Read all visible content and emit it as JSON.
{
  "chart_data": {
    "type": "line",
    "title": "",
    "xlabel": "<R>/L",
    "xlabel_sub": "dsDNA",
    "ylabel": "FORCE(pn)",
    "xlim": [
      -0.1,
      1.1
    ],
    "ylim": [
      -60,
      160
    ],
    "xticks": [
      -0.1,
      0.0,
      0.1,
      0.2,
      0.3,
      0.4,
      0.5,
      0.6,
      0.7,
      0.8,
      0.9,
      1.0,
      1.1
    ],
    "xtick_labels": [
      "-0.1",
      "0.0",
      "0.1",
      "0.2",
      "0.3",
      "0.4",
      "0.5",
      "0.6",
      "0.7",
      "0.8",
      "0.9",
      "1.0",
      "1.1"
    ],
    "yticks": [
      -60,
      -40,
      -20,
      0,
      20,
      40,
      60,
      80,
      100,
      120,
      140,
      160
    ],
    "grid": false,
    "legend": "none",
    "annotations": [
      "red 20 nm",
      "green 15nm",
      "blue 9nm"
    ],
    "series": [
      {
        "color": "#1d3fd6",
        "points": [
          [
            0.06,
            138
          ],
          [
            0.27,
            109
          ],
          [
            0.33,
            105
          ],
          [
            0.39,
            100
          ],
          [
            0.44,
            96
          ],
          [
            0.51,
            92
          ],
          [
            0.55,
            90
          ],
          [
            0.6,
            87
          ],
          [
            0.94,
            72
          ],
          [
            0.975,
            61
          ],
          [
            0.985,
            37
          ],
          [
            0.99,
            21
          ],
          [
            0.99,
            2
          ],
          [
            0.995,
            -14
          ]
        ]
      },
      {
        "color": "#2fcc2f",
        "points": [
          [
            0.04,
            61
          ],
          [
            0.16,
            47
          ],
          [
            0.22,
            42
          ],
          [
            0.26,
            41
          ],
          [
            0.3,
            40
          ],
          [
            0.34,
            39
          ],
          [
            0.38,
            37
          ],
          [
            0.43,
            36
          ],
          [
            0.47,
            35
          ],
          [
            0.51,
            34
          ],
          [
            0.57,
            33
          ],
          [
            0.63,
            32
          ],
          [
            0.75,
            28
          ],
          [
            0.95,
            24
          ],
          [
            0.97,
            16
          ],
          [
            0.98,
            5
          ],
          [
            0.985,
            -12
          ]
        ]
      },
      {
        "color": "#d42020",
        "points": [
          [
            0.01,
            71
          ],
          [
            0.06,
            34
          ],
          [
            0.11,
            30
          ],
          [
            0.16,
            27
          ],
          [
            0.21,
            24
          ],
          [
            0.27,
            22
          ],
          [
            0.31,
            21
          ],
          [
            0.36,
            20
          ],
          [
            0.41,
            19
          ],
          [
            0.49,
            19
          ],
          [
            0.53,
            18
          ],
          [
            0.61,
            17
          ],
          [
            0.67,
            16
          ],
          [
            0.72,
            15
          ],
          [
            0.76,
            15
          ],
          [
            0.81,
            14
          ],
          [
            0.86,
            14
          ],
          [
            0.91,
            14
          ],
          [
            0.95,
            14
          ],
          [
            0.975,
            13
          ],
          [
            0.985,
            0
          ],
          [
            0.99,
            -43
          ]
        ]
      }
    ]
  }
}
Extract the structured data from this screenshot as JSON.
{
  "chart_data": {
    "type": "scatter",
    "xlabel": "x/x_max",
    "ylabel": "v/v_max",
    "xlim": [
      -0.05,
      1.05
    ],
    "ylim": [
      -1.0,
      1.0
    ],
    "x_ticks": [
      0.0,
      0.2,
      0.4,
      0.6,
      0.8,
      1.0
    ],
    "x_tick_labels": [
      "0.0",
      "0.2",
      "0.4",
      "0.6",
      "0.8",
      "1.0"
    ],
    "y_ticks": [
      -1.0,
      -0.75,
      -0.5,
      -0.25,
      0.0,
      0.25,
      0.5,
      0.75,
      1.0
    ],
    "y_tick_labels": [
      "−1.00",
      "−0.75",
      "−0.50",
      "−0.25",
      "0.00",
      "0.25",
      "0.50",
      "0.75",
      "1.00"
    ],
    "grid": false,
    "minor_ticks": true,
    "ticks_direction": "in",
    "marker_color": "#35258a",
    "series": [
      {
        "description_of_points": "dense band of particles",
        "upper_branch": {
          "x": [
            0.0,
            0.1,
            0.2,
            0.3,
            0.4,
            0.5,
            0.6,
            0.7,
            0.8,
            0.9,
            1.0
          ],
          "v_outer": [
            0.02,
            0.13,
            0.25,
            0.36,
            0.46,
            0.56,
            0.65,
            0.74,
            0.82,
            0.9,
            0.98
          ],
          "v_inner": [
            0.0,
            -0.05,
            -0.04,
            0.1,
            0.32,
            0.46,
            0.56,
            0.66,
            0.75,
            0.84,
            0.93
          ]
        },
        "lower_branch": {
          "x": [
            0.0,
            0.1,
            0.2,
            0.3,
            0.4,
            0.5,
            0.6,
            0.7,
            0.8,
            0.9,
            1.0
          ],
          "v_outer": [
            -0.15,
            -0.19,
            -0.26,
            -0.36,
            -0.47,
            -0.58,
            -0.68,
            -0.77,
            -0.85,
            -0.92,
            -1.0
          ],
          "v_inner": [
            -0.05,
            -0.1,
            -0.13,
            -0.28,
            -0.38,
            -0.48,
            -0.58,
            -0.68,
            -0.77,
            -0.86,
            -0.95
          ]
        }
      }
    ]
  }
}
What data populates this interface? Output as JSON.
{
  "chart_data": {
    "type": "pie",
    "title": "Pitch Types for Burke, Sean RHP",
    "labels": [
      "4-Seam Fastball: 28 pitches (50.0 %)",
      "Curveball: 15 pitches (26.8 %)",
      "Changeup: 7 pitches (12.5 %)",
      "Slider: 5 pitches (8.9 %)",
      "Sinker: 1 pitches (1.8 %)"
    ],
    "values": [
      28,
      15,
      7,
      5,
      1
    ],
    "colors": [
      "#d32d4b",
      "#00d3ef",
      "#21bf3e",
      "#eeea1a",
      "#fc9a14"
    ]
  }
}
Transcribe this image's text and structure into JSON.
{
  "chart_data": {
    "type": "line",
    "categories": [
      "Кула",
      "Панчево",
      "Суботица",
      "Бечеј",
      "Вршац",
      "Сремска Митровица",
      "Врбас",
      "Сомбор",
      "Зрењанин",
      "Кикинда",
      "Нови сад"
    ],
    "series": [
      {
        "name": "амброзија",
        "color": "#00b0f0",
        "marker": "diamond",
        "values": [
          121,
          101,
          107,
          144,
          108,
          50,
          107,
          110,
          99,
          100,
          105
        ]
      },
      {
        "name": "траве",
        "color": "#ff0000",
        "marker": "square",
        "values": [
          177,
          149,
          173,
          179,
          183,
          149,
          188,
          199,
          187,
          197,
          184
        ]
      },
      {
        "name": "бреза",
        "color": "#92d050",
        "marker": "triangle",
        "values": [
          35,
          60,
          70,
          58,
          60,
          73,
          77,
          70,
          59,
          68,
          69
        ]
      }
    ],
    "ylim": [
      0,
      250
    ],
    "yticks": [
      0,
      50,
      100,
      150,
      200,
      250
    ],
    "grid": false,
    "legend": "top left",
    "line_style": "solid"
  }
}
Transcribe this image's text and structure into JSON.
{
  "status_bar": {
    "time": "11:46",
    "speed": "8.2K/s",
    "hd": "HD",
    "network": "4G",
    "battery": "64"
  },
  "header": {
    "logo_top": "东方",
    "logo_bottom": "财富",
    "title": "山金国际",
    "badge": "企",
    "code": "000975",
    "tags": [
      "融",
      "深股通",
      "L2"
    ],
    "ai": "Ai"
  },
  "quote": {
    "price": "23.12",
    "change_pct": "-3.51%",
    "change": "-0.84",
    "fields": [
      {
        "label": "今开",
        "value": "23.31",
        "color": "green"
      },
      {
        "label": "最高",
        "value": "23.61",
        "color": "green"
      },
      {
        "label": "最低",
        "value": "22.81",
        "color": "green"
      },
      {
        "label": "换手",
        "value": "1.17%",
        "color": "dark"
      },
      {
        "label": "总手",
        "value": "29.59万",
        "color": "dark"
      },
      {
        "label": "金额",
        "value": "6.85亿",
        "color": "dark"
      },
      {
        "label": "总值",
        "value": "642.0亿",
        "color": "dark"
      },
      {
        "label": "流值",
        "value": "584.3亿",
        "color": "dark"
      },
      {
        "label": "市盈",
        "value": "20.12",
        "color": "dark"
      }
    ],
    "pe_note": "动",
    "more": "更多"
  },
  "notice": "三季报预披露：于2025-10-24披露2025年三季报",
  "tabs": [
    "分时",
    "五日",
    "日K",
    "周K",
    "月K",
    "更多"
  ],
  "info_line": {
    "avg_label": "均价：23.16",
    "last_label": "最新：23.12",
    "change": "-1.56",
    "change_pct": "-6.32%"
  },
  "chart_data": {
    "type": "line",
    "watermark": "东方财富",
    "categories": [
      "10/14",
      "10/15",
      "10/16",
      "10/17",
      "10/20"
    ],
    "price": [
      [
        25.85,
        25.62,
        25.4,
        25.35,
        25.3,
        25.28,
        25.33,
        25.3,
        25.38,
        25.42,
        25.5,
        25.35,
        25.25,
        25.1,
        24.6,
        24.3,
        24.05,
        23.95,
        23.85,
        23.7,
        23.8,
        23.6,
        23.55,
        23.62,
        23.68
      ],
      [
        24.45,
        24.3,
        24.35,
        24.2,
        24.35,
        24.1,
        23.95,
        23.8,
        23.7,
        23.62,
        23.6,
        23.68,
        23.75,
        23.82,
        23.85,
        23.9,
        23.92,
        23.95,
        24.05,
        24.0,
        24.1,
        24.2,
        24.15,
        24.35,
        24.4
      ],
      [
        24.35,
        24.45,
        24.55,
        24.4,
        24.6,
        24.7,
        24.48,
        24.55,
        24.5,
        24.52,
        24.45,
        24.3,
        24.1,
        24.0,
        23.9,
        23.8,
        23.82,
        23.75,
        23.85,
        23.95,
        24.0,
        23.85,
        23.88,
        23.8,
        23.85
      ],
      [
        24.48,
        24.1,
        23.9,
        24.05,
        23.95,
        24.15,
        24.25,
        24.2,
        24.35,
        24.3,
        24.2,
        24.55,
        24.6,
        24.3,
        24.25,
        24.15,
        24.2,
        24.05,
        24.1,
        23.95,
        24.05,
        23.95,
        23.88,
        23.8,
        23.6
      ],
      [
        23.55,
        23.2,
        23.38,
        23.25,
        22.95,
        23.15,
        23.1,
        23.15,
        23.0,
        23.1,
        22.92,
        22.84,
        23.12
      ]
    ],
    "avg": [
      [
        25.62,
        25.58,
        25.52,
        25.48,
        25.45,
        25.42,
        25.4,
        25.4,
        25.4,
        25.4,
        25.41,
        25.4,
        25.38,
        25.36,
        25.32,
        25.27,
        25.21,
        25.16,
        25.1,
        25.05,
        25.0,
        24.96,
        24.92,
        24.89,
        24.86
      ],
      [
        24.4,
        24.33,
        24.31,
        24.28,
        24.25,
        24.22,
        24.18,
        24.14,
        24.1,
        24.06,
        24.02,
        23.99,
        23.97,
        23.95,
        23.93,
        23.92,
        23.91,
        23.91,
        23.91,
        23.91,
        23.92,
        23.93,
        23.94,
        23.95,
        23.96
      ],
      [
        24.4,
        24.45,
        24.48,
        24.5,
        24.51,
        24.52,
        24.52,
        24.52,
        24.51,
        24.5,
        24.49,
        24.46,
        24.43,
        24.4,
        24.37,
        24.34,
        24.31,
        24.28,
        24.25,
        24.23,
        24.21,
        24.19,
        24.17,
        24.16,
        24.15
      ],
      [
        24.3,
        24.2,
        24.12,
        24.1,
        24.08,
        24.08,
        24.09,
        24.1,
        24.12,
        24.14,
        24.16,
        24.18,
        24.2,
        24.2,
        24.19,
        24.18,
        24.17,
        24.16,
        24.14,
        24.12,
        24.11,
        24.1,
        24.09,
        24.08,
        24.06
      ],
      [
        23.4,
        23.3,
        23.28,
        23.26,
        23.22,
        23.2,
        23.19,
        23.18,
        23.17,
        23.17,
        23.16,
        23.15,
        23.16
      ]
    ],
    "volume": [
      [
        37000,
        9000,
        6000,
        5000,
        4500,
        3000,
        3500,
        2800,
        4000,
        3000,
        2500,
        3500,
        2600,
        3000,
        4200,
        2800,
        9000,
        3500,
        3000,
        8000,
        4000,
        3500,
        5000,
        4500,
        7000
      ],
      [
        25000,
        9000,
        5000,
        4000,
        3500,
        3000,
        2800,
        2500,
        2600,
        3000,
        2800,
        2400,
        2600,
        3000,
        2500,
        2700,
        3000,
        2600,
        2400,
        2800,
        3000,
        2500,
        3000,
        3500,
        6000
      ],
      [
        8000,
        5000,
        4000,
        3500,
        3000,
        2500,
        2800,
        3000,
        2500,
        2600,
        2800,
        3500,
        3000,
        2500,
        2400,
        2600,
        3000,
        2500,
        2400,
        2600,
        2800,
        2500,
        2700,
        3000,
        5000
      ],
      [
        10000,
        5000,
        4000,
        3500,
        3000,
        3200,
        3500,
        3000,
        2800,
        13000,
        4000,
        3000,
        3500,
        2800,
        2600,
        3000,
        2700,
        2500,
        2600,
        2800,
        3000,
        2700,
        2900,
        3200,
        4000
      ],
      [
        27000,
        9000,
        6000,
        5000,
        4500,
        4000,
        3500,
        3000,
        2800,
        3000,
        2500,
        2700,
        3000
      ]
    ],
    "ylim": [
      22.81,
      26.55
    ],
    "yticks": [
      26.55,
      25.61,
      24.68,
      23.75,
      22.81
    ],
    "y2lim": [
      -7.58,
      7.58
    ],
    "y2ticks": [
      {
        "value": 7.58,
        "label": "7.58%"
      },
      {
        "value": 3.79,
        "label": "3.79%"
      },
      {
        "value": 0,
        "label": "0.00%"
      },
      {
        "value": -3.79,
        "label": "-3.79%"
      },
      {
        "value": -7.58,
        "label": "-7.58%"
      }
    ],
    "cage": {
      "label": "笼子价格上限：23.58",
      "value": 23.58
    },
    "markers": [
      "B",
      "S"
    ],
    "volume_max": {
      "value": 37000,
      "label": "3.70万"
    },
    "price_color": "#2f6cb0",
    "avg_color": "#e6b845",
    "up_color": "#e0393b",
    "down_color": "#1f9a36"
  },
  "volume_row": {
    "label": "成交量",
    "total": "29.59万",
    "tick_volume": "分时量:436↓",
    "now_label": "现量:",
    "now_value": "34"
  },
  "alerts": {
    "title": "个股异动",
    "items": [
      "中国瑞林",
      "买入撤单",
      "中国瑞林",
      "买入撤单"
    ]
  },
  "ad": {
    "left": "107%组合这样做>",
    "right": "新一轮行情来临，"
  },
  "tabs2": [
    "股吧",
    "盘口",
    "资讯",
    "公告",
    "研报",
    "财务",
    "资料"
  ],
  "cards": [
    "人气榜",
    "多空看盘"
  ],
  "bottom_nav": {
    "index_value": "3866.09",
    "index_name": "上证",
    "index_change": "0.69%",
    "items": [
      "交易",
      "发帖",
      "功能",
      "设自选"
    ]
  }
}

- WHAT YOU WILL DO -
Tally how many lines of the records hold the word "JSON". Answer with the number only.

- PROBLEM SOLUTION -
5